Problem description => Can you repeat the listing lines beginning at the line containing "category-label-privately-held: In general, privately-held" and continuing through the line containing "category-label-text: businesses do not release <box>348", with "bar-segment" swapped for "bar-block" and nothing else changed?
## BEGIN
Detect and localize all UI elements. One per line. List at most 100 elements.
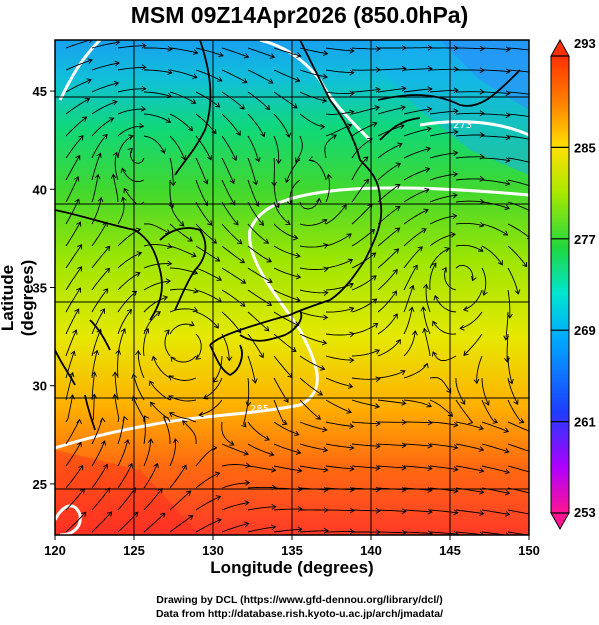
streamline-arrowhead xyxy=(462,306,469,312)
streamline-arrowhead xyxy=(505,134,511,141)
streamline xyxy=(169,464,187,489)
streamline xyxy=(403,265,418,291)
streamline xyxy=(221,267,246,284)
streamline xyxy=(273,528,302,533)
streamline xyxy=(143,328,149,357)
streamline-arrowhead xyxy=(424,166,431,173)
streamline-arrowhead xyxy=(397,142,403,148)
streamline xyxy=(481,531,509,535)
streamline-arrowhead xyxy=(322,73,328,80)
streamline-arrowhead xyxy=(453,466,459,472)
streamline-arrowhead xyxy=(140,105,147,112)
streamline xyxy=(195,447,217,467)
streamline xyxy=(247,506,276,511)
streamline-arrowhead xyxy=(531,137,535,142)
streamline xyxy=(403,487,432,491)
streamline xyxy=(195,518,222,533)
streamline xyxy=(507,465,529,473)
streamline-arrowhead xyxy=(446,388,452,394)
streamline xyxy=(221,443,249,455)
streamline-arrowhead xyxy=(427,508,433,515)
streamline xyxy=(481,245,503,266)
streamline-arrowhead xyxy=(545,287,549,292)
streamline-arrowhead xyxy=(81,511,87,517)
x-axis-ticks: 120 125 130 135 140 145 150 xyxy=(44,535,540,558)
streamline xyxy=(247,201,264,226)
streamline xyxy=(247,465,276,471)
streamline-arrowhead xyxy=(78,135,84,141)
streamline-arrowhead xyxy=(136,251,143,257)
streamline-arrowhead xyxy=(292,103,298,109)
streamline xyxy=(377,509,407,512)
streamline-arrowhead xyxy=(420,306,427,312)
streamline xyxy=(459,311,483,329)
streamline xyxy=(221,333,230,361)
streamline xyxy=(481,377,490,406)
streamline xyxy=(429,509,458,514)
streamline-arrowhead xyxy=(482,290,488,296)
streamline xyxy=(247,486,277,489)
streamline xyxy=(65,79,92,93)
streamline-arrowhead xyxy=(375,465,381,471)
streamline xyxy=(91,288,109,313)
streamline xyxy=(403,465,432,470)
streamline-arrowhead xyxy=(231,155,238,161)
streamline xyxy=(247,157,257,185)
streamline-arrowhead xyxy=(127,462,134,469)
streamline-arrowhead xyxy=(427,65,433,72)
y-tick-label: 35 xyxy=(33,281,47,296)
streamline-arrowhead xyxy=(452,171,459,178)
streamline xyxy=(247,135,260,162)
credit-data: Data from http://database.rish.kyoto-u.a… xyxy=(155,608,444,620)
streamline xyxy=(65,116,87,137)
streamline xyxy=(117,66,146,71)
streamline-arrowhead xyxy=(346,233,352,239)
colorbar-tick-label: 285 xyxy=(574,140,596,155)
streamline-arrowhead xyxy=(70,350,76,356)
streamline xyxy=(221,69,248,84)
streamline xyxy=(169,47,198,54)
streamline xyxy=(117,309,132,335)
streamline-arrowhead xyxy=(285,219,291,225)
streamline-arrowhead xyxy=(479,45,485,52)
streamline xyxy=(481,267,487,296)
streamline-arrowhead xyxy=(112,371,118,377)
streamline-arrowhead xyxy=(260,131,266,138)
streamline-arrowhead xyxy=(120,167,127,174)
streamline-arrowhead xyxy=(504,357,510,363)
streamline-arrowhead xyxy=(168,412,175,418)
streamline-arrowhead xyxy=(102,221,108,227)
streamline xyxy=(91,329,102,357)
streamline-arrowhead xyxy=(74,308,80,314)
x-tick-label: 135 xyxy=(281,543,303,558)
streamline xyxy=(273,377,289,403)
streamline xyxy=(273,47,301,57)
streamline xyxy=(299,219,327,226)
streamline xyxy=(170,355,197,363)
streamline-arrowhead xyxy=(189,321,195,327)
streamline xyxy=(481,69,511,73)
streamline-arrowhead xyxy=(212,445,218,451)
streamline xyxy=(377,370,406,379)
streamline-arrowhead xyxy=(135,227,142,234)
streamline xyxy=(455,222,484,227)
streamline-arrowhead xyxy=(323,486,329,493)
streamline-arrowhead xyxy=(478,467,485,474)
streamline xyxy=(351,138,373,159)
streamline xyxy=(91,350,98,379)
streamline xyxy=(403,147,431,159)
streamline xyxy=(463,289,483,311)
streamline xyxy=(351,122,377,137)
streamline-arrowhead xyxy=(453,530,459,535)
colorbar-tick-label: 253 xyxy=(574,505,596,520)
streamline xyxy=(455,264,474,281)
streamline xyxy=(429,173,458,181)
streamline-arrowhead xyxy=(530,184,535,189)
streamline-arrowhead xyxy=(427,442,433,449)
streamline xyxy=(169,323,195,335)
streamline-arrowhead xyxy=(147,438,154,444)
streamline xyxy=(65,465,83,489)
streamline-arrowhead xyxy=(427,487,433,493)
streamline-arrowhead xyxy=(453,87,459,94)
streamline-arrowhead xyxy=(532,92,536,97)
## END
## BEGIN
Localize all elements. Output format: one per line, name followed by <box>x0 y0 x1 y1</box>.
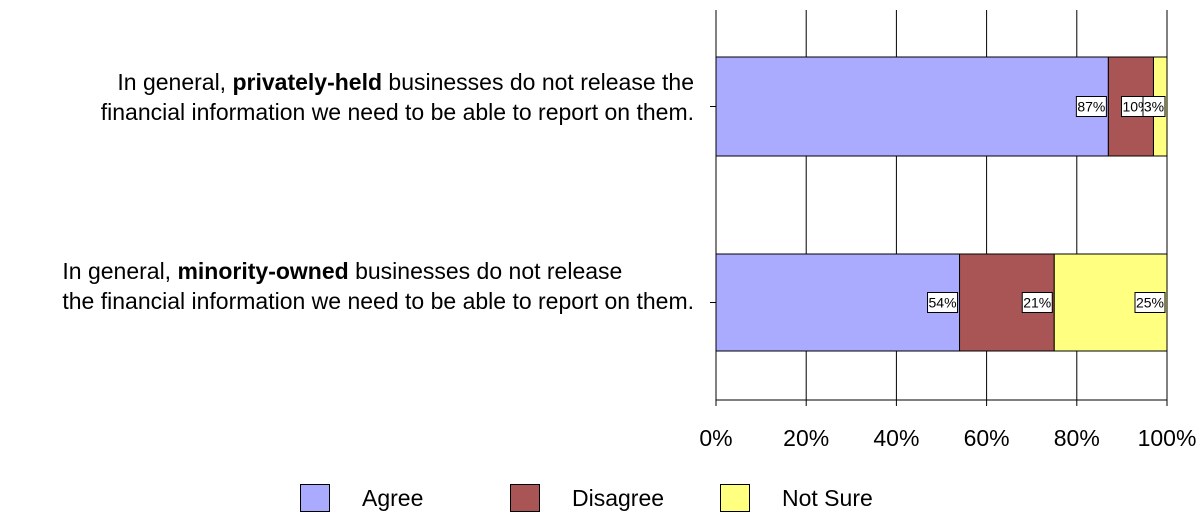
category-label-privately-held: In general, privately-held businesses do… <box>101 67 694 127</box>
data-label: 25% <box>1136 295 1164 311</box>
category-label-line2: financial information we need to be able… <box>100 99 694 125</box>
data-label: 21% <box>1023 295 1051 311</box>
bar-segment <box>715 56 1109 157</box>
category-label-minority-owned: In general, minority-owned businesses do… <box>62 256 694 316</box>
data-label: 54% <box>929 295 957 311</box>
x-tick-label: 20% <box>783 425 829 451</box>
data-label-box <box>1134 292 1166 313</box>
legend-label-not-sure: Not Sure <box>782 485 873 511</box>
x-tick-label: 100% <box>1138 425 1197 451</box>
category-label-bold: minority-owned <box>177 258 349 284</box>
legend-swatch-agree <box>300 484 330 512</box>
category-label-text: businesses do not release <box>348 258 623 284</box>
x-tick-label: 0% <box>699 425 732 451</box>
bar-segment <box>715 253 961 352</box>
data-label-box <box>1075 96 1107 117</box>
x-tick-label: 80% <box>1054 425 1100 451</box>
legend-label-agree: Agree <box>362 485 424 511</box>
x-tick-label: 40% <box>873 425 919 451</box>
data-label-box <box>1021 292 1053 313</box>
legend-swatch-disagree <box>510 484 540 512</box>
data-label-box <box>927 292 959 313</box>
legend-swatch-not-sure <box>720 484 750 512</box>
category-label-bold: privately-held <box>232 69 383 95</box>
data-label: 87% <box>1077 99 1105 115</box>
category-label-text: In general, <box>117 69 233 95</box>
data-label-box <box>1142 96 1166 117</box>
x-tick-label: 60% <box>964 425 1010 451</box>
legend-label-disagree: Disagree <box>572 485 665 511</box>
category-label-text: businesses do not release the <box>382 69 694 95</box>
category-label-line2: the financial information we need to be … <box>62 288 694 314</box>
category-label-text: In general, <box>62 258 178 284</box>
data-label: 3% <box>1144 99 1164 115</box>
## END
Solution for this problem =>
category-label-privately-held: In general, privately-held businesses do… <box>101 67 694 127</box>
data-label: 25% <box>1136 295 1164 311</box>
category-label-line2: financial information we need to be able… <box>100 99 694 125</box>
data-label: 21% <box>1023 295 1051 311</box>
bar-block <box>715 56 1109 157</box>
category-label-minority-owned: In general, minority-owned businesses do… <box>62 256 694 316</box>
data-label: 54% <box>929 295 957 311</box>
x-tick-label: 20% <box>783 425 829 451</box>
data-label-box <box>1134 292 1166 313</box>
legend-label-not-sure: Not Sure <box>782 485 873 511</box>
x-tick-label: 100% <box>1138 425 1197 451</box>
category-label-bold: minority-owned <box>177 258 349 284</box>
legend-swatch-agree <box>300 484 330 512</box>
category-label-text: businesses do not release <box>348 258 623 284</box>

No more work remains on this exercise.